Instructions for the task: Find the lines containing the word "Modified" and copy every one of them.

Data excerpts:

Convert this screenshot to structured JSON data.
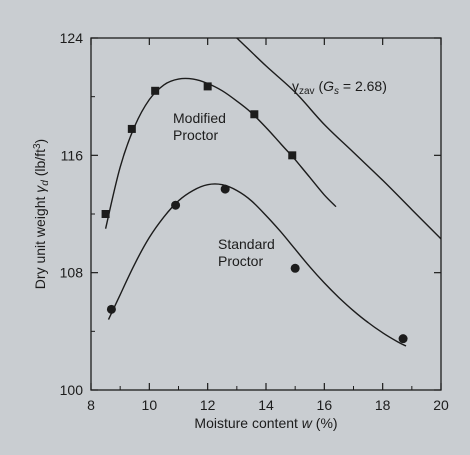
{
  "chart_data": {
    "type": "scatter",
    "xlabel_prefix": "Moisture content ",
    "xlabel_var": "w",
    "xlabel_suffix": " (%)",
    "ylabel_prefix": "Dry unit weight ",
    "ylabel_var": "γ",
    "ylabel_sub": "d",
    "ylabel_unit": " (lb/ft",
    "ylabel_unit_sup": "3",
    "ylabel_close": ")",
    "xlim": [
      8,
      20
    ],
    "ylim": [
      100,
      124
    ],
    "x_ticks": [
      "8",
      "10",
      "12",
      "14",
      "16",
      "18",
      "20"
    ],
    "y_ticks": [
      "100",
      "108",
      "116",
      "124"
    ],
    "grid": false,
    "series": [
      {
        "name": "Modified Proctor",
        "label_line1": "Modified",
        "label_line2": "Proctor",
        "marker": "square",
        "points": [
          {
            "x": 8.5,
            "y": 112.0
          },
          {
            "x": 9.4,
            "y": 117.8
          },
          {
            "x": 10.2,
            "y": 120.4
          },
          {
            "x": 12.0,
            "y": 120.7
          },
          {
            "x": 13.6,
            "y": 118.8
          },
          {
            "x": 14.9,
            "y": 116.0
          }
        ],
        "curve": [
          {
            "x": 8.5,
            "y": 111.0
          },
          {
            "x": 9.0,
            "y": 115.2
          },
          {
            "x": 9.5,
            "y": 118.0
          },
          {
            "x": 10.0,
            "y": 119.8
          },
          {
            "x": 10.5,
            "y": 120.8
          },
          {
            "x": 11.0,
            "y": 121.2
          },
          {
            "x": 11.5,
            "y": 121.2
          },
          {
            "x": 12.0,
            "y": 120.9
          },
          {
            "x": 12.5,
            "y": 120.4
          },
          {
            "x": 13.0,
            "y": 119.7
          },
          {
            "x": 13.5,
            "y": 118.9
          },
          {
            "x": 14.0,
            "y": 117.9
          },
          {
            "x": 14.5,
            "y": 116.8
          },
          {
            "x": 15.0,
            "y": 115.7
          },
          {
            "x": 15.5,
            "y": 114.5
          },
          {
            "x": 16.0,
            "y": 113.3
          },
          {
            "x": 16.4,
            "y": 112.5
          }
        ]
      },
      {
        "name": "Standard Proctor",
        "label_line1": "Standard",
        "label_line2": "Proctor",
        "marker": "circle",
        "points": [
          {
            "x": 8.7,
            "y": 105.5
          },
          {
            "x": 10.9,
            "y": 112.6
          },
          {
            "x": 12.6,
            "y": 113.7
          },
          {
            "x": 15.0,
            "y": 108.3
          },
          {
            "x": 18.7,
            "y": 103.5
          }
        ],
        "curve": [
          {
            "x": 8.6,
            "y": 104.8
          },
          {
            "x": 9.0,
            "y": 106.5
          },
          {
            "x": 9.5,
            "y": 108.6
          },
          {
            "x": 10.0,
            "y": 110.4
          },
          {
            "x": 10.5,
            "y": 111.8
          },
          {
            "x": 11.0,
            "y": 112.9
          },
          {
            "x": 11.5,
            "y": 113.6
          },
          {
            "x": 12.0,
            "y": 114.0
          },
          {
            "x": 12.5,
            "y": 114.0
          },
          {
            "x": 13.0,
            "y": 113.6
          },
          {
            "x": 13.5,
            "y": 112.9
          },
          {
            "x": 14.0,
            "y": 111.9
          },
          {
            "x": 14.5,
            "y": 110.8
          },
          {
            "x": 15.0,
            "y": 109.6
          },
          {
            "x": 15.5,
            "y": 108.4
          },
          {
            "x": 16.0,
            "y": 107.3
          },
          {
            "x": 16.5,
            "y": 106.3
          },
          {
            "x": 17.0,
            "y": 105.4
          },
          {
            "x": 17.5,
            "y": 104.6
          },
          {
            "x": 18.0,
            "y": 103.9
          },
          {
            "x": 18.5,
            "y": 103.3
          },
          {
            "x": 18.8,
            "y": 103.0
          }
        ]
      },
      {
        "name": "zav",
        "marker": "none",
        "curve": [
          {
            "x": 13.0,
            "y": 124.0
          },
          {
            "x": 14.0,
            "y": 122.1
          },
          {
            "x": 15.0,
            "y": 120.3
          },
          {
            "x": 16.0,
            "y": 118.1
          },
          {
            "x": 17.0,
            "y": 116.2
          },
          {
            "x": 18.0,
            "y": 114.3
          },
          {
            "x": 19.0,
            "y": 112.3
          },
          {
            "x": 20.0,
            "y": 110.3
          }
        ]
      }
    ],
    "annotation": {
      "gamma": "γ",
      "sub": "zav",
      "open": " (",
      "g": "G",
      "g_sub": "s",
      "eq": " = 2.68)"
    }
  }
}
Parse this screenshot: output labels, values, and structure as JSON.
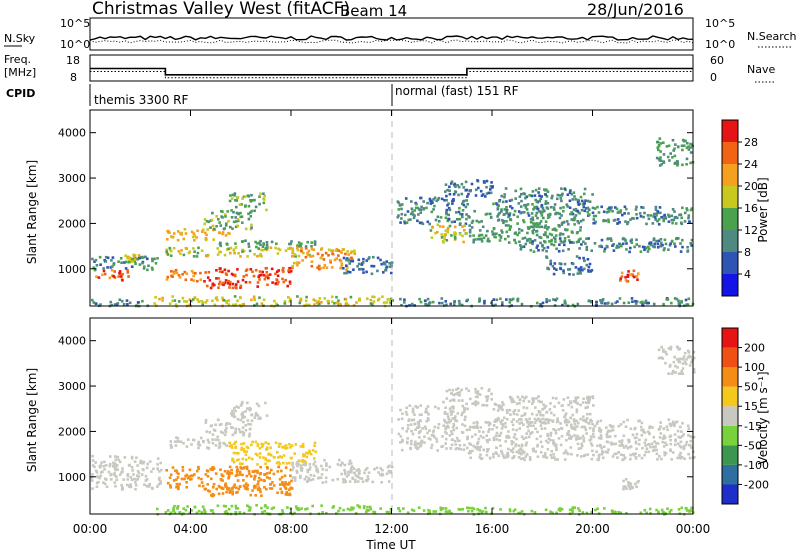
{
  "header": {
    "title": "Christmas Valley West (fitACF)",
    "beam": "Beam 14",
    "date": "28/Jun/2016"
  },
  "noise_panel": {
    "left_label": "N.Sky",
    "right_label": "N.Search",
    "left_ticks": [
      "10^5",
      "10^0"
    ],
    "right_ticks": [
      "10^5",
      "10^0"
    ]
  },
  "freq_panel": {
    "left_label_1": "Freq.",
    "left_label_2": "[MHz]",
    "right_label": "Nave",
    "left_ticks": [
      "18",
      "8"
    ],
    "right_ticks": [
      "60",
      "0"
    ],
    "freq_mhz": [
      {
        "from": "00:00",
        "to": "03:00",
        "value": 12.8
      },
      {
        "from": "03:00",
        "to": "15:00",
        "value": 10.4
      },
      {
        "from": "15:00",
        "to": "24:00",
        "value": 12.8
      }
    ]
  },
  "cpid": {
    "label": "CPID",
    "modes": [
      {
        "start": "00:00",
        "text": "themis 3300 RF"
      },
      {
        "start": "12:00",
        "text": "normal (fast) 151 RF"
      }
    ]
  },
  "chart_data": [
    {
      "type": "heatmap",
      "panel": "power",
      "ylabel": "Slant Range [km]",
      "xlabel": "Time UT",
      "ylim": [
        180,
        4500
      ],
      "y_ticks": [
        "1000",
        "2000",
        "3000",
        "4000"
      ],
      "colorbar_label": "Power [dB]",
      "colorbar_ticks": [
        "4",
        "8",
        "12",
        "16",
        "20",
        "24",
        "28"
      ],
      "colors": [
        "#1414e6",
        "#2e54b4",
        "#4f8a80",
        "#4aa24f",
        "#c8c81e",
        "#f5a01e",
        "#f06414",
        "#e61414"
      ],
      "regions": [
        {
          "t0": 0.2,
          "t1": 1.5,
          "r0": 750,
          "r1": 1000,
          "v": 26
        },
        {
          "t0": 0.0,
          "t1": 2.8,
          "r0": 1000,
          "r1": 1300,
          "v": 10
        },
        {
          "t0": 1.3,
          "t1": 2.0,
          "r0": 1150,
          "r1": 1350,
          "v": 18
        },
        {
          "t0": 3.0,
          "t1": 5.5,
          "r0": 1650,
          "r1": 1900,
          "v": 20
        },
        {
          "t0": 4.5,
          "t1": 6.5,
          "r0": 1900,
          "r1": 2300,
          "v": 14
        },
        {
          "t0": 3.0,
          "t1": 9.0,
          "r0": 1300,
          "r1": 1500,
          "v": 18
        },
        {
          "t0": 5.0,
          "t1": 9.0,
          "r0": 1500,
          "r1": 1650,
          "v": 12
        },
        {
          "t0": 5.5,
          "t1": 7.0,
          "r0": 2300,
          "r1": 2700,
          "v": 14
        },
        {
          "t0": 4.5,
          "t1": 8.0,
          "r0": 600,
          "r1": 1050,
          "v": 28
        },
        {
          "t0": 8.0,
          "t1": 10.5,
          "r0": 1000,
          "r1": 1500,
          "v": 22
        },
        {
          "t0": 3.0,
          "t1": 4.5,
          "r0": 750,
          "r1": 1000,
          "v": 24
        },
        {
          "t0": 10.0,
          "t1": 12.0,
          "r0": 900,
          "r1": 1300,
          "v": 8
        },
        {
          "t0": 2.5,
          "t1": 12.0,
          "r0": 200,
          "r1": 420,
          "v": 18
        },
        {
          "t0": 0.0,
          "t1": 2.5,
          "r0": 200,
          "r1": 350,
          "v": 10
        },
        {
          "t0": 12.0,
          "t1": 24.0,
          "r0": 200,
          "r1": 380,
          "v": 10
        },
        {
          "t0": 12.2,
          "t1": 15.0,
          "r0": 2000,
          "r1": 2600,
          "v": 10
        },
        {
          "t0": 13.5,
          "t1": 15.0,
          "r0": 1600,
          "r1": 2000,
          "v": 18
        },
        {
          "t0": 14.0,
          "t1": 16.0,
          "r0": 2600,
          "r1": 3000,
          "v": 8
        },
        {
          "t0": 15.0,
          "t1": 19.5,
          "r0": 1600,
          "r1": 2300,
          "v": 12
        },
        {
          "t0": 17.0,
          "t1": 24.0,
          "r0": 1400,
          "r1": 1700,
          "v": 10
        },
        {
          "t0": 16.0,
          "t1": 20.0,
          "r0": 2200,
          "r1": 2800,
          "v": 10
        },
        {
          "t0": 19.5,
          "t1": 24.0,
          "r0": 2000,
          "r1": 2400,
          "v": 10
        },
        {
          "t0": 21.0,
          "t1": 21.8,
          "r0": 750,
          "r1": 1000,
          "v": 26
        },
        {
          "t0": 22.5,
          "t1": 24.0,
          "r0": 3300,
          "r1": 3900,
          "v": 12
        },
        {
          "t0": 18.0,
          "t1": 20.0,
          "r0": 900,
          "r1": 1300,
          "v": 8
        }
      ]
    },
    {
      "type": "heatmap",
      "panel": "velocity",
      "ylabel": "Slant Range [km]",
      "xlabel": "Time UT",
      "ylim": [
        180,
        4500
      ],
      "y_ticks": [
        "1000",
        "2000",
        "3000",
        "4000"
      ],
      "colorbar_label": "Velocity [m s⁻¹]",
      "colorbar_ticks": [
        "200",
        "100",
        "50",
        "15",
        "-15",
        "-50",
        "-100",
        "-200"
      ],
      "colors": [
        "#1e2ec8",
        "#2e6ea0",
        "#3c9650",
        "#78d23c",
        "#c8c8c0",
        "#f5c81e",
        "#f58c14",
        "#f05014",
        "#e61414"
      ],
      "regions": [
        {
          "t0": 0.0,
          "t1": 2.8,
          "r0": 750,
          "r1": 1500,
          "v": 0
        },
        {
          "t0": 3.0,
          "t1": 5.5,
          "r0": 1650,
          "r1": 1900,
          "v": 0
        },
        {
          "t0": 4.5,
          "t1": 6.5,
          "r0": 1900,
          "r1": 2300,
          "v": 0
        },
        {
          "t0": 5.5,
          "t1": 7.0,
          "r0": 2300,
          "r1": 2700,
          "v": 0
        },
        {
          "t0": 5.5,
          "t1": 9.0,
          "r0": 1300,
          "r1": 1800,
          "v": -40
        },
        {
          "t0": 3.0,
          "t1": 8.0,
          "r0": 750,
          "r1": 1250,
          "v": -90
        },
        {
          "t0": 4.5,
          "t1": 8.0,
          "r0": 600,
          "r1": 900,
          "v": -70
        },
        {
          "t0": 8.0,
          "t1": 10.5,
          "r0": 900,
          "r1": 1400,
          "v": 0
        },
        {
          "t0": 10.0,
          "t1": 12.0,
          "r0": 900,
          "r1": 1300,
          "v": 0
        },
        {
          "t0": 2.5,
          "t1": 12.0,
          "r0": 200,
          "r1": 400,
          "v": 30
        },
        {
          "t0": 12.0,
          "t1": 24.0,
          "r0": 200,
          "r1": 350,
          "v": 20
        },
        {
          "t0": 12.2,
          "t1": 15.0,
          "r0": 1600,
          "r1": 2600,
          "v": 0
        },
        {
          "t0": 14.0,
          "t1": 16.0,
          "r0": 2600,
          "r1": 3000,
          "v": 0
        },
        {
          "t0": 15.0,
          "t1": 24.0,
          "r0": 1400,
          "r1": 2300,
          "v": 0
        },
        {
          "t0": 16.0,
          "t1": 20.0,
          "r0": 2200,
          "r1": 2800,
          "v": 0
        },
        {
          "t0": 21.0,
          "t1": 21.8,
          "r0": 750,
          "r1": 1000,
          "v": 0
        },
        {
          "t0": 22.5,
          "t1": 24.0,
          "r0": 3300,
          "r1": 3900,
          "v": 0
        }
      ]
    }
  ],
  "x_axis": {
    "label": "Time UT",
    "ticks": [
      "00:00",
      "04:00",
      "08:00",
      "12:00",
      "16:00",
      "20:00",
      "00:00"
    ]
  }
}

Result for this exercise:
        "name": "Modified Proctor",
        "label_line1": "Modified",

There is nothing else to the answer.